= What you should do =
Reproduce verbatim the lines of the records below, from the line containing "For every button, label, input, icon, or" through the line containing "tab-calls[interactable] [480, 168, 720, 224]", both included. Omit the pictures.

= Provided information =
________________
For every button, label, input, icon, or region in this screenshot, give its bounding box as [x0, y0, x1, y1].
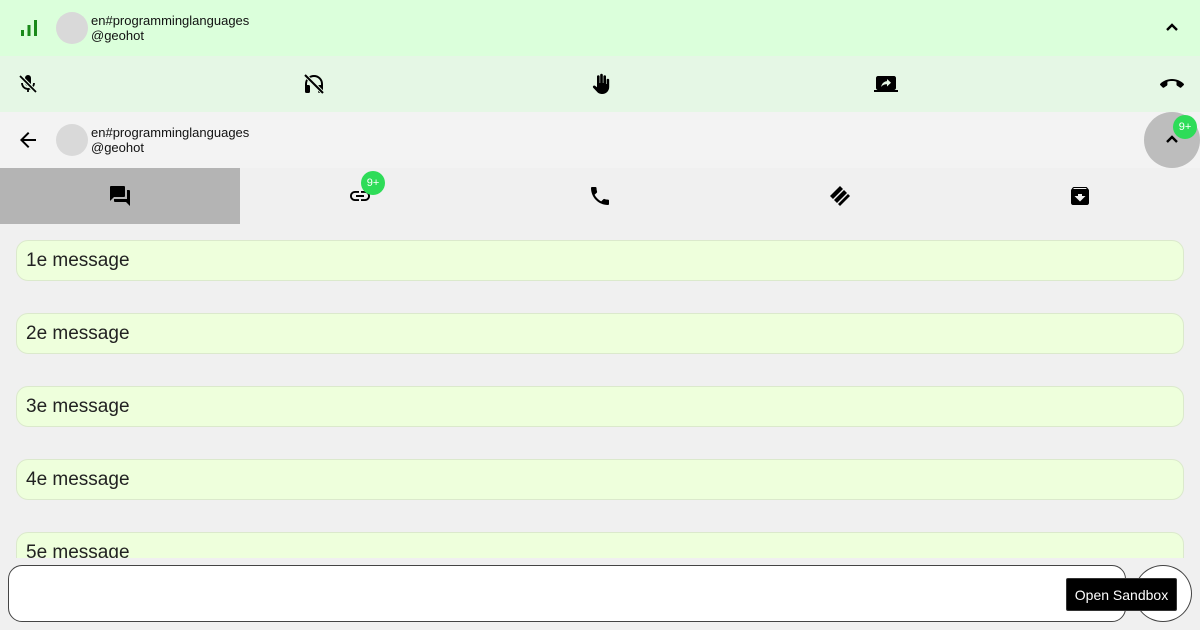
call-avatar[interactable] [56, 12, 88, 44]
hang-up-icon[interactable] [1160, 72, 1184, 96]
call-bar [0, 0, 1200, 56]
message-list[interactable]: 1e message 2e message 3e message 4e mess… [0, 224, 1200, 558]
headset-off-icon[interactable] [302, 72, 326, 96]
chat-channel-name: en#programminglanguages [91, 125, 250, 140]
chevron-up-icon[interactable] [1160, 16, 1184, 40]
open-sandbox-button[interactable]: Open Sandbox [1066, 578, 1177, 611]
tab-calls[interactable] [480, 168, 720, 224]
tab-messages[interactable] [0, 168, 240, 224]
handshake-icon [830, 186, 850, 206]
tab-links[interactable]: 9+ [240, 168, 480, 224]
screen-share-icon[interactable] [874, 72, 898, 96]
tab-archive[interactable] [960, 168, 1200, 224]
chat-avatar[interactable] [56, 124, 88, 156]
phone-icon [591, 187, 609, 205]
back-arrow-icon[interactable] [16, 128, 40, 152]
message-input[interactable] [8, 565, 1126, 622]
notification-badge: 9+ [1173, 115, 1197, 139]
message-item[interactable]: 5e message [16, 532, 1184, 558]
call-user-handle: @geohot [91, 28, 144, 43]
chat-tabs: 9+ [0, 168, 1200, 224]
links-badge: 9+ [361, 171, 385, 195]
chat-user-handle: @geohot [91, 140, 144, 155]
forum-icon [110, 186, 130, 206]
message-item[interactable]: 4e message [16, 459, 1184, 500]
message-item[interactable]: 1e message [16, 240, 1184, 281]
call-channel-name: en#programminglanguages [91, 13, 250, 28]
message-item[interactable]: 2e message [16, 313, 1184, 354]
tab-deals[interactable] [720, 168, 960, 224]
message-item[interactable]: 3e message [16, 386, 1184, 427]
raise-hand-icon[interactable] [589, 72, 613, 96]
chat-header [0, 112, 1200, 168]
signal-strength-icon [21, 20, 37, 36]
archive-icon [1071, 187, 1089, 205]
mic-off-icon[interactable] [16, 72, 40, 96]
________________
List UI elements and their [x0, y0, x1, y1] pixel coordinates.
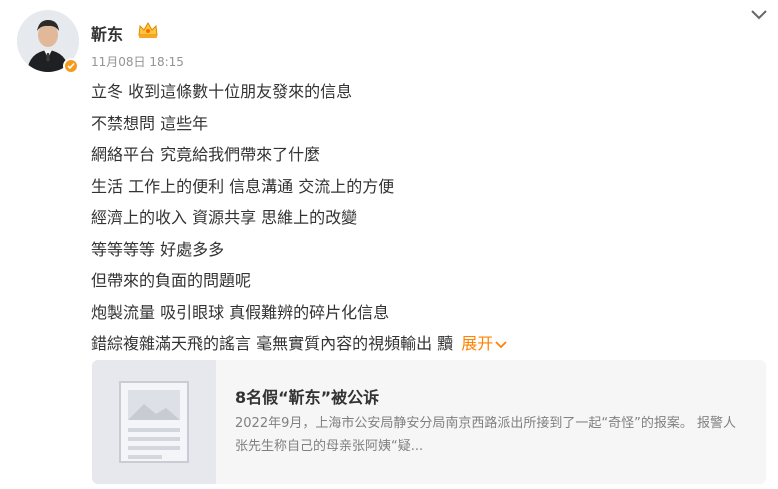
________________
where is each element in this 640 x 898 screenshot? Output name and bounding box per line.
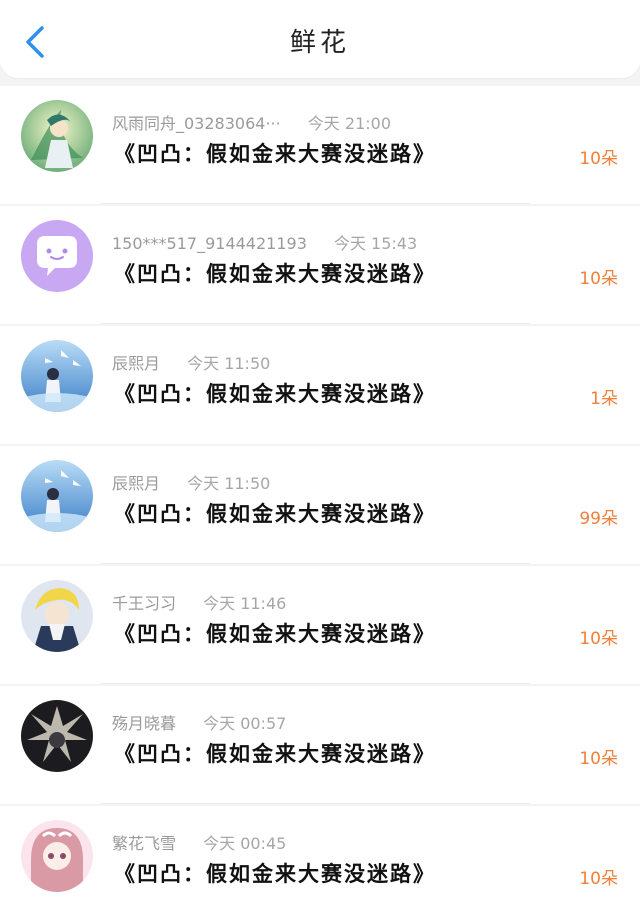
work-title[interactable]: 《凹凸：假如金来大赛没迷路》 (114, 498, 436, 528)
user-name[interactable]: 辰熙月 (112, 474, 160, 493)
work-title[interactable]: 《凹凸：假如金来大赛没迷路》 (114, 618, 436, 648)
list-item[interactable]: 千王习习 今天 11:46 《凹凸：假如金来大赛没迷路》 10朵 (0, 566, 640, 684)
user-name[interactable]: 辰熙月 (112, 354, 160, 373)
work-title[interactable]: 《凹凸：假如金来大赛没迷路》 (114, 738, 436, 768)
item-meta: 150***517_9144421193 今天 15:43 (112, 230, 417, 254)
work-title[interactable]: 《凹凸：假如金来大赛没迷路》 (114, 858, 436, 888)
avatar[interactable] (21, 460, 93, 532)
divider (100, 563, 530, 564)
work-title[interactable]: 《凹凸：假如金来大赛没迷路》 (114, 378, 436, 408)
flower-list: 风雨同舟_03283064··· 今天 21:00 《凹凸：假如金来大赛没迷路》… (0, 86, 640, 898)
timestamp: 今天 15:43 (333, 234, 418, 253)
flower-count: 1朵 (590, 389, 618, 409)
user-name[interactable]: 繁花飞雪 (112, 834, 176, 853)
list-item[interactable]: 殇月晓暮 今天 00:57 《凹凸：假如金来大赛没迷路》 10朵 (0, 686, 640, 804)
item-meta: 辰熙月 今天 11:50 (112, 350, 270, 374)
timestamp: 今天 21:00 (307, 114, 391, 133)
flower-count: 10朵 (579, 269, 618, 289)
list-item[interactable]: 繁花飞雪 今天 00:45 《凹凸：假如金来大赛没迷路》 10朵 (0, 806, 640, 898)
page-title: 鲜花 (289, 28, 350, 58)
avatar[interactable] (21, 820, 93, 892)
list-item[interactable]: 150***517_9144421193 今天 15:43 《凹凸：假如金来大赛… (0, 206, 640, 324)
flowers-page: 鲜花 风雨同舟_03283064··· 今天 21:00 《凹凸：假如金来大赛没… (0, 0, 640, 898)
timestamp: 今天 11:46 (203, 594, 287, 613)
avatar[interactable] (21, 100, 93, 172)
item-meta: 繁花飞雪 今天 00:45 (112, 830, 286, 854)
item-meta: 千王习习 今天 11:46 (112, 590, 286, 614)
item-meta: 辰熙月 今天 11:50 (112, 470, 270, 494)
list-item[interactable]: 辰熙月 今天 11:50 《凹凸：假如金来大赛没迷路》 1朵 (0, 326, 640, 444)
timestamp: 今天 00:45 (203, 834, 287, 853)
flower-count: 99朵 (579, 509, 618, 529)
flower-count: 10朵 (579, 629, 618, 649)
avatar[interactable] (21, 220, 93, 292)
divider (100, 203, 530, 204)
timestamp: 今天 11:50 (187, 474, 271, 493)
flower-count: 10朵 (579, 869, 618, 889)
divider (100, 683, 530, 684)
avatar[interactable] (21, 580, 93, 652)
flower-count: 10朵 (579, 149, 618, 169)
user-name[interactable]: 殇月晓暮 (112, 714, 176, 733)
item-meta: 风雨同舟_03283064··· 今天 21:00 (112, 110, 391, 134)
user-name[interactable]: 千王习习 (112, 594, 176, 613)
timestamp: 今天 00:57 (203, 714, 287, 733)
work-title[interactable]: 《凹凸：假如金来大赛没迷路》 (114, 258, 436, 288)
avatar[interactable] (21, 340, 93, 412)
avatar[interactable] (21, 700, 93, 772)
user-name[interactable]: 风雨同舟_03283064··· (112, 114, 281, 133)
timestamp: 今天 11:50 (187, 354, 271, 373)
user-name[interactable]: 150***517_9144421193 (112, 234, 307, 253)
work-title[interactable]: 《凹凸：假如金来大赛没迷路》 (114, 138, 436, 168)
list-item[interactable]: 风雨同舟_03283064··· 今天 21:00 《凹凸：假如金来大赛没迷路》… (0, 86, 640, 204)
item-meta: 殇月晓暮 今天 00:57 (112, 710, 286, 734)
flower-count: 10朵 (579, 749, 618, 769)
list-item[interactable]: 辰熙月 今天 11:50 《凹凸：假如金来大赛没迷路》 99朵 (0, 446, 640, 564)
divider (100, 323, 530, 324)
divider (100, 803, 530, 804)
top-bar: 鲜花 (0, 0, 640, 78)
________________
= Result =
For every button, label, input, icon, or region in this screenshot, give its bounding box as [x0, y0, x1, y1].
call-avatar[interactable] [56, 12, 88, 44]
hang-up-icon[interactable] [1160, 72, 1184, 96]
call-bar [0, 0, 1200, 56]
message-list[interactable]: 1e message 2e message 3e message 4e mess… [0, 224, 1200, 558]
headset-off-icon[interactable] [302, 72, 326, 96]
chat-channel-name: en#programminglanguages [91, 125, 250, 140]
chevron-up-icon[interactable] [1160, 16, 1184, 40]
open-sandbox-button[interactable]: Open Sandbox [1066, 578, 1177, 611]
tab-calls[interactable] [480, 168, 720, 224]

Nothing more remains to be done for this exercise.